- _Fragmento proporcionado_:
%%

El verdadero Estado paralelo no está en los discursos, sino en la vida cotidiana. Ahí donde también encontramos al verdadero Estado fallido.
Un país donde miles de jóvenes son enganchados en Facebook con promesas de empleo y terminan torturados en ranchos convertidos en campos de concentración. Donde los padres de familia saben que un hijo puede desaparecer por un mensaje mal enviado, una moto equivocada o una mirada desafiante en el transporte público. Donde los cárteles son al mismo tiempo reclutadores, policías, verdugos y patrones.
Y también, donde se convierten en los únicos ‘héroes’ posibles. Apenas esta semana médicos y trabajadores del Hospital General de Mexicali, Baja California, solicitaron el apoyo de ‘El Ruso’, Juan José Ponce Félix, narcotraficante y presunto líder del Cártel de Sinaloa, para que los abastesca con medicamentos e insumos ante la grave crisis que enfrentan con su sistema de salud estatal.
Porque los líderes criminales no sólo extorsionan: también reparten despensas, financian fiestas patronales, imponen orden donde el Estado no llega e incluso, se enquistan en las estructuras institucionales para imponer seguridad y monopolizar el botín criminal. Como en Tabasco con ‘La Barredora’.
En muchos pueblos, el narco es más gobierno que el gobierno. Pero ¿quién se atreve a desmontar esa maquinaria? No basta con capturar sicarios: hay que desmantelar redes financieras, complicidades políticas y hasta pactos religiosos. Hay que intervenir donde duele: en los ranchos, en los templos, en las cuentas de banco.
Me parece que la pregunta no es si México es un “narcogobierno”, sino cuántos gobiernos paralelos y reales existen y quién obedece a quién. Porque en territorios completos el mando ya no es del Estado: es del crimen. Y eso no se resuelve con mañaneras, ni con campañas mediáticas, ni con ir a Washington a acusar a Morena, ni con el eterno pleito entre oficialistas y lo que queda de la oposición.

%%

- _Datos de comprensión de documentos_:
%%

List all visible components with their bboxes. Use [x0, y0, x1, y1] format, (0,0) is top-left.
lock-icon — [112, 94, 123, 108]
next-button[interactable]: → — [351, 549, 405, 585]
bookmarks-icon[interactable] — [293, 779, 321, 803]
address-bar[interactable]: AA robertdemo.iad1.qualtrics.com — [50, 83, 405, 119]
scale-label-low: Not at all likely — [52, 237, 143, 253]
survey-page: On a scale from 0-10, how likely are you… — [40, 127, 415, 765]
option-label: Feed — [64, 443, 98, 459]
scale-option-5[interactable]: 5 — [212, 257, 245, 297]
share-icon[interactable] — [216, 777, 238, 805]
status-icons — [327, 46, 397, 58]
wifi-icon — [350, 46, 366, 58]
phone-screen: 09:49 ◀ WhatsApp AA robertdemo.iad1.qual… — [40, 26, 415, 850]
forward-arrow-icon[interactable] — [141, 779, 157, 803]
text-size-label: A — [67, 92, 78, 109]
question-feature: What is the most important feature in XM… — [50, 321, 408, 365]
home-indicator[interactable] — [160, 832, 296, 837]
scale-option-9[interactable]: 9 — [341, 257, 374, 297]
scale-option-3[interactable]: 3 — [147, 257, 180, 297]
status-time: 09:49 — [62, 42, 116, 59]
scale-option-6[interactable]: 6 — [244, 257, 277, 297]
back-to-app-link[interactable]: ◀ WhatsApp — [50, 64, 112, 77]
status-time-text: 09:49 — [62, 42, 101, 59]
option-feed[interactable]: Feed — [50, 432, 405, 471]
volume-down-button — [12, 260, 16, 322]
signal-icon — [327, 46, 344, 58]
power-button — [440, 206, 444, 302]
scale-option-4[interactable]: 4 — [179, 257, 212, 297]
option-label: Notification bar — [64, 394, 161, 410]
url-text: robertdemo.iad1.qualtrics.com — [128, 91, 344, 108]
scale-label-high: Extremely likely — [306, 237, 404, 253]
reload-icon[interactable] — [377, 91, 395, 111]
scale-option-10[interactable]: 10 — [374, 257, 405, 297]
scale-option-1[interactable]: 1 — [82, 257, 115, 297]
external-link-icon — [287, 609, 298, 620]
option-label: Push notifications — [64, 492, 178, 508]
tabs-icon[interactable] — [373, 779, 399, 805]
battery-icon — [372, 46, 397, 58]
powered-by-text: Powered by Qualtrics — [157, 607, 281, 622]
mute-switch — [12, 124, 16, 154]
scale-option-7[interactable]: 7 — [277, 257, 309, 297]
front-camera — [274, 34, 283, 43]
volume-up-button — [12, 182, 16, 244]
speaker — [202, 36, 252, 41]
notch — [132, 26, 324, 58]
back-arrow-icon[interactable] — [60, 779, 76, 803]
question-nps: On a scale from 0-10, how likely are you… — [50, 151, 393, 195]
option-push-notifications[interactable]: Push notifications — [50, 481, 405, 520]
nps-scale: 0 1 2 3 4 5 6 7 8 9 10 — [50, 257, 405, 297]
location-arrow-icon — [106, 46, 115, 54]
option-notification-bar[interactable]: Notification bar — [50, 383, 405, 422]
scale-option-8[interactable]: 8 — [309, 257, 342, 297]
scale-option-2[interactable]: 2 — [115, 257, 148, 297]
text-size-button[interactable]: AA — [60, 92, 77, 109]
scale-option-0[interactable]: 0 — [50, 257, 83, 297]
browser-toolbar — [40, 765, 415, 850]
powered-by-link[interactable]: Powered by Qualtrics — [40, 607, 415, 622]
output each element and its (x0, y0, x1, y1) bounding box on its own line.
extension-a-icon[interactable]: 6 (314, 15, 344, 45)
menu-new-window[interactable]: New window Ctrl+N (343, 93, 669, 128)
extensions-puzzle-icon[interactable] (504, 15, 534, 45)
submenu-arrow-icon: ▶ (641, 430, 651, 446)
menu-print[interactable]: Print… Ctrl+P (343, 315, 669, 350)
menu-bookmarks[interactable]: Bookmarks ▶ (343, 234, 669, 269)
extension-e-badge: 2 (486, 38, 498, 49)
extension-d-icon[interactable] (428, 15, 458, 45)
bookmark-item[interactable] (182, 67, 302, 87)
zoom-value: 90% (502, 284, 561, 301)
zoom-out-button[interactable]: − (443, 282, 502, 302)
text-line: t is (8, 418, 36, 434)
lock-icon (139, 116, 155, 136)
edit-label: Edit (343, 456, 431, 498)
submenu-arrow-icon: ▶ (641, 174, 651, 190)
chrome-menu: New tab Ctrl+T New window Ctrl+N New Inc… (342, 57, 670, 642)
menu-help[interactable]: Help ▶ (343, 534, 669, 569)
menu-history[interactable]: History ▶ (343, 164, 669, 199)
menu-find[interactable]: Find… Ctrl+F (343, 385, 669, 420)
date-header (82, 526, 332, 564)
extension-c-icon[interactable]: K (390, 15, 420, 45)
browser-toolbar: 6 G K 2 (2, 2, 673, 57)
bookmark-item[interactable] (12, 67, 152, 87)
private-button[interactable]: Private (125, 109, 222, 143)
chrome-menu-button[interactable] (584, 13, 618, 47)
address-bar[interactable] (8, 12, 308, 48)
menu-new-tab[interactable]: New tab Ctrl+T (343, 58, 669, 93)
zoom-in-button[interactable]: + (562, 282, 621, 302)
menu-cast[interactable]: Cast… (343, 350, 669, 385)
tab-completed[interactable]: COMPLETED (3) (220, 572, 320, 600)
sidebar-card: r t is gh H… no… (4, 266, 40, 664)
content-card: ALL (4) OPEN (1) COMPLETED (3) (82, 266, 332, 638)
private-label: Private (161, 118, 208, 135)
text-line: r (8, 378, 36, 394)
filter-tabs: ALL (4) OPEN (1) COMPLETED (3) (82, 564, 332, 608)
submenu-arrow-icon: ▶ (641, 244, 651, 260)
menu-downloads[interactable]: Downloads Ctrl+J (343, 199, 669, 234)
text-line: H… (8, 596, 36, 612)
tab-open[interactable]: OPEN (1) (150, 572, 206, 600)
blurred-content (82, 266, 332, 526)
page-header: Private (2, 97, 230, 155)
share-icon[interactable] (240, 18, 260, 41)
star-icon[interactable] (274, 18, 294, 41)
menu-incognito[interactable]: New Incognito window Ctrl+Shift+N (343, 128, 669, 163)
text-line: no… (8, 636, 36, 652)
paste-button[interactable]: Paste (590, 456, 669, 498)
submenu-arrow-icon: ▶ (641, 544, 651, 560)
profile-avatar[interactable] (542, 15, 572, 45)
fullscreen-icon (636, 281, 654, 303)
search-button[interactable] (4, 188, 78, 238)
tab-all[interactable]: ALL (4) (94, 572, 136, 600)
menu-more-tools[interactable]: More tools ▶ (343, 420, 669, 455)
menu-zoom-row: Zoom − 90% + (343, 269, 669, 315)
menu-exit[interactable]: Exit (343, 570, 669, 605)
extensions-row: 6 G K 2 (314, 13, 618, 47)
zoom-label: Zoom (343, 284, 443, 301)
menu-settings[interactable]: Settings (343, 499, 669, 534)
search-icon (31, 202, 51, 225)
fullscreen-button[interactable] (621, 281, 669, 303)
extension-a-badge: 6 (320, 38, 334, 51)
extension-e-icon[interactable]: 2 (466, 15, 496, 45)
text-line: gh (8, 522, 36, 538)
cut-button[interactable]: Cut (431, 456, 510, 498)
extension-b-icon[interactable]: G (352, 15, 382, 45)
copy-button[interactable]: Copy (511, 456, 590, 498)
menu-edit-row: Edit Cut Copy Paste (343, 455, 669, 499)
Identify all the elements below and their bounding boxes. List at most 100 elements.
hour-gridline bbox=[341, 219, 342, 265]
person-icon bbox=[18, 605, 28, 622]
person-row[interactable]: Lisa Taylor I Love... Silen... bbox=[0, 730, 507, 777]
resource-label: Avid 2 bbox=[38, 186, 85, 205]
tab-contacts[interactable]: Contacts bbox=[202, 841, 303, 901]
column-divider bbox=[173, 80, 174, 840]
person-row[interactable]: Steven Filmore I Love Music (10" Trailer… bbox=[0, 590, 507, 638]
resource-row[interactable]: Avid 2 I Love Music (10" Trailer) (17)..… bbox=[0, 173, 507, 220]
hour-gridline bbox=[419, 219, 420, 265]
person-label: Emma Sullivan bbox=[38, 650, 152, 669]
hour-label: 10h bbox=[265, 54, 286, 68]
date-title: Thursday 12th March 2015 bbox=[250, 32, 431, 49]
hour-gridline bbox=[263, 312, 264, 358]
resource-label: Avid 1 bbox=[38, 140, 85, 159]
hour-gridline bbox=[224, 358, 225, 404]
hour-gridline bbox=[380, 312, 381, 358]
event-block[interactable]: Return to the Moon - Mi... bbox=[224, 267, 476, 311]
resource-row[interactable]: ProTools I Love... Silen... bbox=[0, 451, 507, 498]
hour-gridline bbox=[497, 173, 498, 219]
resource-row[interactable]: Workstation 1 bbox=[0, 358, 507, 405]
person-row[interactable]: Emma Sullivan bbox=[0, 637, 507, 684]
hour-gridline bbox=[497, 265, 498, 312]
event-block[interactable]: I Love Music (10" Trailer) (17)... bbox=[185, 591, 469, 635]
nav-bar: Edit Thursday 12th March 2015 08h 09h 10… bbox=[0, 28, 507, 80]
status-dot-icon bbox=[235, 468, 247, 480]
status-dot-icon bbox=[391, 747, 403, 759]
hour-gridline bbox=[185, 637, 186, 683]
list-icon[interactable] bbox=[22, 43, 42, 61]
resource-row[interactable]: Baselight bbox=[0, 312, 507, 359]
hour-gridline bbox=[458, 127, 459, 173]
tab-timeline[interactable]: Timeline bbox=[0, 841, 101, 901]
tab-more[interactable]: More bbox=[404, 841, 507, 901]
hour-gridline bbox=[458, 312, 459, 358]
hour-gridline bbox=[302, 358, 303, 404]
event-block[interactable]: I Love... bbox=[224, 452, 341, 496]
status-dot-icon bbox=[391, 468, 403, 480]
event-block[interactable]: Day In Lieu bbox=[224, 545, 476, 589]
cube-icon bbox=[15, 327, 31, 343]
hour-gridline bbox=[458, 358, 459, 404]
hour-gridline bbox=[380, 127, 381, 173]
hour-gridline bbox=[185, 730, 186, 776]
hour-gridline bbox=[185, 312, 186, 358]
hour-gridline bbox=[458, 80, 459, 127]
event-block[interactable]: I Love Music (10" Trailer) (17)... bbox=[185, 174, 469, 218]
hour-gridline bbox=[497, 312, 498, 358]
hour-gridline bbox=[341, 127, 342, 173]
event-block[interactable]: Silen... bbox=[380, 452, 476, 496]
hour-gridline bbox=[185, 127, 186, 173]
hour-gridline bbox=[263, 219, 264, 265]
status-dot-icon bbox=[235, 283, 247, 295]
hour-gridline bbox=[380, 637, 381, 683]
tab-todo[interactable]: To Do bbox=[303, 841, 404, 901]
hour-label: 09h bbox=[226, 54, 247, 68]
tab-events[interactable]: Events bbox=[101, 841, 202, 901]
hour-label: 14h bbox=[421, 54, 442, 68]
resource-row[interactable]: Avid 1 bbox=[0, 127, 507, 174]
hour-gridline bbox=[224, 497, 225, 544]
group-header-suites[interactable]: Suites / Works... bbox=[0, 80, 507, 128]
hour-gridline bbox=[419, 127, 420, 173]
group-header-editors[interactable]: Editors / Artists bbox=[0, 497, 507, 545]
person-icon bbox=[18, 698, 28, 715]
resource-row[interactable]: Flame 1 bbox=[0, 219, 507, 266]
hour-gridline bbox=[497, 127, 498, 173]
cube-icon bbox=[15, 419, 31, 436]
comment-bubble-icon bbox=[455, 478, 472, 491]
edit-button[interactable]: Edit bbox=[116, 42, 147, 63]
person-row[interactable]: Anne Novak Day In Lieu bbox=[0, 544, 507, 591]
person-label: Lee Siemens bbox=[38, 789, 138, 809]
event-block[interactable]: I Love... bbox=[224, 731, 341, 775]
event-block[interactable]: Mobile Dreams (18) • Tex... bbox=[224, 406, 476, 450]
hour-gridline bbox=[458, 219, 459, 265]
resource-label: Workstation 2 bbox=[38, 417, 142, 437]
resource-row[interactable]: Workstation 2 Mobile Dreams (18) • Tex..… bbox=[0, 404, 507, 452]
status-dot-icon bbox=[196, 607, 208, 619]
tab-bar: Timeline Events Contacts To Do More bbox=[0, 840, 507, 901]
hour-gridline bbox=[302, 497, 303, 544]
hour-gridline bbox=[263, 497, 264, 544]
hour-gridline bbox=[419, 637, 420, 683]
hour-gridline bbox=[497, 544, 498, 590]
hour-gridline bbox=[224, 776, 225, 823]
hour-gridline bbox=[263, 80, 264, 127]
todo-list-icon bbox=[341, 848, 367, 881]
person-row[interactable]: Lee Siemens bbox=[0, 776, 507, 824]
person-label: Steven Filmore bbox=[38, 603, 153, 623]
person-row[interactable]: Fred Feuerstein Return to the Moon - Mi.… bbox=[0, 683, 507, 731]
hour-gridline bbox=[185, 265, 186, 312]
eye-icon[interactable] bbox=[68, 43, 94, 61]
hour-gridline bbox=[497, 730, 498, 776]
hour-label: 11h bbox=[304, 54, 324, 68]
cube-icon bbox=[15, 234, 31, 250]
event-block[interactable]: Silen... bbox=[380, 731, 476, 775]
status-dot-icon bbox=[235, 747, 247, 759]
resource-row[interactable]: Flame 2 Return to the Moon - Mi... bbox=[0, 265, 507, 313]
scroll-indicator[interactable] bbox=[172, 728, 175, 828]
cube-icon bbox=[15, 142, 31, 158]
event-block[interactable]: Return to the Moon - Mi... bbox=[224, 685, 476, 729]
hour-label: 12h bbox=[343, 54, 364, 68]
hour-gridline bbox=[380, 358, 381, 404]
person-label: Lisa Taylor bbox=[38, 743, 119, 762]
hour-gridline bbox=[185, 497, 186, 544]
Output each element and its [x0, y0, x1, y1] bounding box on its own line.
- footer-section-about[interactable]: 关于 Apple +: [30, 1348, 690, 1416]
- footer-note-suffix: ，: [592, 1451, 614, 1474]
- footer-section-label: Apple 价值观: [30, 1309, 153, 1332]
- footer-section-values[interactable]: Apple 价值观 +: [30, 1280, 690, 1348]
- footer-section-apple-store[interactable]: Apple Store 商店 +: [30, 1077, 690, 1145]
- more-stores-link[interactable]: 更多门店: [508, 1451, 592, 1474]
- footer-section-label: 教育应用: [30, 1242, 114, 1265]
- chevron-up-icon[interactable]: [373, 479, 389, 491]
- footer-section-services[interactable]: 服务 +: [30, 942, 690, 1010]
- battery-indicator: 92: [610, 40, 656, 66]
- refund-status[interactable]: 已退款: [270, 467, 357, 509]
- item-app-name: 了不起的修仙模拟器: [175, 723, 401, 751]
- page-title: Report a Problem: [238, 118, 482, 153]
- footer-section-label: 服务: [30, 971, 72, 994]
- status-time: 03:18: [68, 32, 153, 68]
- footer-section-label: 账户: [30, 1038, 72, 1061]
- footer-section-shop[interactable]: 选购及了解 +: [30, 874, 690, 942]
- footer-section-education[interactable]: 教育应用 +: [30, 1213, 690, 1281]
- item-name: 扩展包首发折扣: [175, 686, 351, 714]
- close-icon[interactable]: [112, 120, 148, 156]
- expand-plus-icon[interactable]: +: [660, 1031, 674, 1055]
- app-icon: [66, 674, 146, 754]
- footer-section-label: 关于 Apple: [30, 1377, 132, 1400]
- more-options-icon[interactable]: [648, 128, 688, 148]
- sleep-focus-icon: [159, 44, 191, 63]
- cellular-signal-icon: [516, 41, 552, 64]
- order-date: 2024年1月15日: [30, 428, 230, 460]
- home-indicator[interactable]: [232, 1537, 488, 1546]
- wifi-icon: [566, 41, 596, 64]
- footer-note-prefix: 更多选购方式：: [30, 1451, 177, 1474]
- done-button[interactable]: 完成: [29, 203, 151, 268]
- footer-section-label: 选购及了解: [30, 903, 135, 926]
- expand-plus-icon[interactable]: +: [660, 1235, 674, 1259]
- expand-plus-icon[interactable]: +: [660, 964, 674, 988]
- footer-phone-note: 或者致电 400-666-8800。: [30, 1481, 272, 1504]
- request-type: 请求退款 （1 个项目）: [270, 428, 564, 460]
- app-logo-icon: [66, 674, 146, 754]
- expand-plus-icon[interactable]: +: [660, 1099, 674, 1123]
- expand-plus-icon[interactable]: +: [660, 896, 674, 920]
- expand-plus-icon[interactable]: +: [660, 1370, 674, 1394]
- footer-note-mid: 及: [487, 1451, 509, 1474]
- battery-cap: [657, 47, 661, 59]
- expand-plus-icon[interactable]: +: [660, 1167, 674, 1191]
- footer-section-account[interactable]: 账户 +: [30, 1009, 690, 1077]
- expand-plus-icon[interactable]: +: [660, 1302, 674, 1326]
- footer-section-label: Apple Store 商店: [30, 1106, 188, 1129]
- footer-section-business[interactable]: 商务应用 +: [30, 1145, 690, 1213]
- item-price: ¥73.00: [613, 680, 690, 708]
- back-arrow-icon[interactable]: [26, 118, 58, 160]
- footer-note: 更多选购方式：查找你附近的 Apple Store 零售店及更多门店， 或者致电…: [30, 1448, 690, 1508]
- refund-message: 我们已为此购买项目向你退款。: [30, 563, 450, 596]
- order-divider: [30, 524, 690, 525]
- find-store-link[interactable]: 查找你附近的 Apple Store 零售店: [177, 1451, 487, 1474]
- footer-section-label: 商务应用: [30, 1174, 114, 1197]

%%

- _Tareas_:
(1) Repite sin cambiar nada el tramo del texto sobre el poder del narco en México que va de "Y también, donde" hasta "con ‘La Barredora’.".
(2) Sigue escribiendo el texto sobre el poder del narco en México a partir de donde termina.
Los registros no hacen falta para nada de lo que se pide.

- _Respuestas_:
(1)
Y también, donde se convierten en los únicos ‘héroes’ posibles. Apenas esta semana médicos y trabajadores del Hospital General de Mexicali, Baja California, solicitaron el apoyo de ‘El Ruso’, Juan José Ponce Félix, narcotraficante y presunto líder del Cártel de Sinaloa, para que los abastesca con medicamentos e insumos ante la grave crisis que enfrentan con su sistema de salud estatal.
Porque los líderes criminales no sólo extorsionan: también reparten despensas, financian fiestas patronales, imponen orden donde el Estado no llega e incluso, se enquistan en las estructuras institucionales para imponer seguridad y monopolizar el botín criminal. Como en Tabasco con ‘La Barredora’.

(2)
La estrategia de “abrazos, no balazos” fracasó en su promesa de reducir la violencia. La estrategia militarizada de Calderón, reciclada por Peña, tampoco frenó las matanzas sino todo lo contrario. Hoy vivimos un plan de seguridad, encabezado por el duo dinámico Sheinbaum-Harfuch que apunta a ser diferente, apelar a la inteligencia y dar golpes maestros a las fuerzas criminales. Uno quiere creer, pero la burra no era arisca. A esta dupla en el Poder todavía le falta buen trecho por recorrer para que sepamos si fue eficaz o fue más de lo mismo, pura narrativa o cambio verdadero.

Nadie en este siglo, por limitar el paréntesis temporal, ha logrado cristalizar una estrategia que arranque de raíz este cáncer. Ni tricolores, ni azules, ni guindas. No hay fórmulas mágicas, pero sí debería haber certezas: no habrá paz mientras la impunidad siga intacta. No habrá justicia mientras los ministerios públicos y jueces sean parte del engranaje de corrupción. No habrá seguridad mientras los jóvenes tengan como única opción enrolarse en la nómina criminal. Y no habrá futuro mientras el Estado sea incapaz de recuperar un centímetro de territorio que ya controla el narco.
México no puede seguir siendo el país donde la violencia se explica en cifras, pero nunca en responsabilidades. Donde cada masacre se maquilla con plena desfachatez. Donde se nos pide acostumbrarnos a que haya campos de adiestramiento clandestinos con la misma resignación con la que aceptamos el socavón de cada esquina.
En algún momento México tendrá que decidir: si es un país con Estado o un territorio con jefes armados. Y esa decisión no puede esperar más, porque cada día que pasa el crimen no sólo gobierna: legisla, administra y dicta sentencias.